◆ **To do**
Restate, word for word, all of the material shown below.

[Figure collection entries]
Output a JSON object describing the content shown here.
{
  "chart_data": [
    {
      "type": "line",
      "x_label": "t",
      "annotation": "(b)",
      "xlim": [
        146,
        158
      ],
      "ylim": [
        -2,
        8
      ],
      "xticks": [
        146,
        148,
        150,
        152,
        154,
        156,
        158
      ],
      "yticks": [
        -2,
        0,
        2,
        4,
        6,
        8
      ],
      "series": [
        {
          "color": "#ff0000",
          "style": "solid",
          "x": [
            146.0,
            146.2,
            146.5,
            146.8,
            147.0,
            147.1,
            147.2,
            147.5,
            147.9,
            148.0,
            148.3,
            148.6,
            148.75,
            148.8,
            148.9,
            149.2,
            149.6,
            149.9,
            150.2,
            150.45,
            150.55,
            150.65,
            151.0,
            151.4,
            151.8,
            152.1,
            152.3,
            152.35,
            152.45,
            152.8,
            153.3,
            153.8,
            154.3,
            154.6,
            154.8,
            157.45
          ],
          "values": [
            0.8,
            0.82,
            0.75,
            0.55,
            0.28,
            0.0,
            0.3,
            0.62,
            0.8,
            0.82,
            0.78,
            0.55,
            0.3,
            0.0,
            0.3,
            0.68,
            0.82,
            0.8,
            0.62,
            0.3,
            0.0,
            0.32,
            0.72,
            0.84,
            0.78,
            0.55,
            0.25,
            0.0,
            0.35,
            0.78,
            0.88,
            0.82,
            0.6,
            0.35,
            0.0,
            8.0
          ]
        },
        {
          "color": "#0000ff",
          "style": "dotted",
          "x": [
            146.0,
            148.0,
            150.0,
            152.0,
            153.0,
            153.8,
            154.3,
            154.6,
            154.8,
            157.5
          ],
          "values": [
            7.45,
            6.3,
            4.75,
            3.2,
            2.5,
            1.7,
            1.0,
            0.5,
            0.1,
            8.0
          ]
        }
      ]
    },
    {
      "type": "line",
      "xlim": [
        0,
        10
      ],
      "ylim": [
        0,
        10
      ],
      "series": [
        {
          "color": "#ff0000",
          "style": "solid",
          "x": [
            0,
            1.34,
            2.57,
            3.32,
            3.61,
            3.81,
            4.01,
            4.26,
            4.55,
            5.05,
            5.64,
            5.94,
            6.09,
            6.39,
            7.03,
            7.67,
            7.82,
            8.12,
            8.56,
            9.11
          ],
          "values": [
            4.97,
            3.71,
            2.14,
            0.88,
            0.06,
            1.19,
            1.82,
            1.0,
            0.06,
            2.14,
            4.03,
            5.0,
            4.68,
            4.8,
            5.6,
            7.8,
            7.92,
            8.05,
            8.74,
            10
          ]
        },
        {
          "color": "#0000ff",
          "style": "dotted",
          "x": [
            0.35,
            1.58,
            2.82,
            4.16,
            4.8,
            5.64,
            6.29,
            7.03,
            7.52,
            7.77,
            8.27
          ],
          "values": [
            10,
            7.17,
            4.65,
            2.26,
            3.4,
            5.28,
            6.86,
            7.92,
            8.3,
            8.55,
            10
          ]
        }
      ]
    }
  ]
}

◆ **Correct output**
Output a JSON object describing the content shown here.
{
  "chart_data": [
    {
      "type": "line",
      "x_label": "t",
      "annotation": "(b)",
      "xlim": [
        146,
        158
      ],
      "ylim": [
        -2,
        8
      ],
      "xticks": [
        146,
        148,
        150,
        152,
        154,
        156,
        158
      ],
      "yticks": [
        -2,
        0,
        2,
        4,
        6,
        8
      ],
      "series": [
        {
          "color": "#ff0000",
          "style": "solid",
          "x": [
            146.0,
            146.2,
            146.5,
            146.8,
            147.0,
            147.1,
            147.2,
            147.5,
            147.9,
            148.0,
            148.3,
            148.6,
            148.75,
            148.8,
            148.9,
            149.2,
            149.6,
            149.9,
            150.2,
            150.45,
            150.55,
            150.65,
            151.0,
            151.4,
            151.8,
            152.1,
            152.3,
            152.35,
            152.45,
            152.8,
            153.3,
            153.8,
            154.3,
            154.6,
            154.8,
            157.45
          ],
          "values": [
            0.8,
            0.82,
            0.75,
            0.55,
            0.28,
            0.0,
            0.3,
            0.62,
            0.8,
            0.82,
            0.78,
            0.55,
            0.3,
            0.0,
            0.3,
            0.68,
            0.82,
            0.8,
            0.62,
            0.3,
            0.0,
            0.32,
            0.72,
            0.84,
            0.78,
            0.55,
            0.25,
            0.0,
            0.35,
            0.78,
            0.88,
            0.82,
            0.6,
            0.35,
            0.0,
            8.0
          ]
        },
        {
          "color": "#0000ff",
          "style": "dotted",
          "x": [
            146.0,
            148.0,
            150.0,
            152.0,
            153.0,
            153.8,
            154.3,
            154.6,
            154.8,
            157.5
          ],
          "values": [
            7.45,
            6.3,
            4.75,
            3.2,
            2.5,
            1.7,
            1.0,
            0.5,
            0.1,
            8.0
          ]
        }
      ]
    },
    {
      "type": "line",
      "xlim": [
        0,
        10
      ],
      "ylim": [
        0,
        10
      ],
      "series": [
        {
          "color": "#ff0000",
          "style": "solid",
          "x": [
            0,
            1.34,
            2.57,
            3.32,
            3.61,
            3.81,
            4.01,
            4.26,
            4.55,
            5.05,
            5.64,
            5.94,
            6.09,
            6.39,
            7.03,
            7.67,
            7.82,
            8.12,
            8.56,
            9.11
          ],
          "values": [
            4.97,
            3.71,
            2.14,
            0.88,
            0.06,
            1.19,
            1.82,
            1.0,
            0.06,
            2.14,
            4.03,
            5.0,
            4.68,
            4.8,
            5.6,
            7.8,
            7.92,
            8.05,
            8.74,
            10
          ]
        },
        {
          "color": "#0000ff",
          "style": "dotted",
          "x": [
            0.35,
            1.58,
            2.82,
            4.16,
            4.8,
            5.64,
            6.29,
            7.03,
            7.52,
            7.77,
            8.27
          ],
          "values": [
            10,
            7.17,
            4.65,
            2.26,
            3.4,
            5.28,
            6.86,
            7.92,
            8.3,
            8.55,
            10
          ]
        }
      ]
    }
  ]
}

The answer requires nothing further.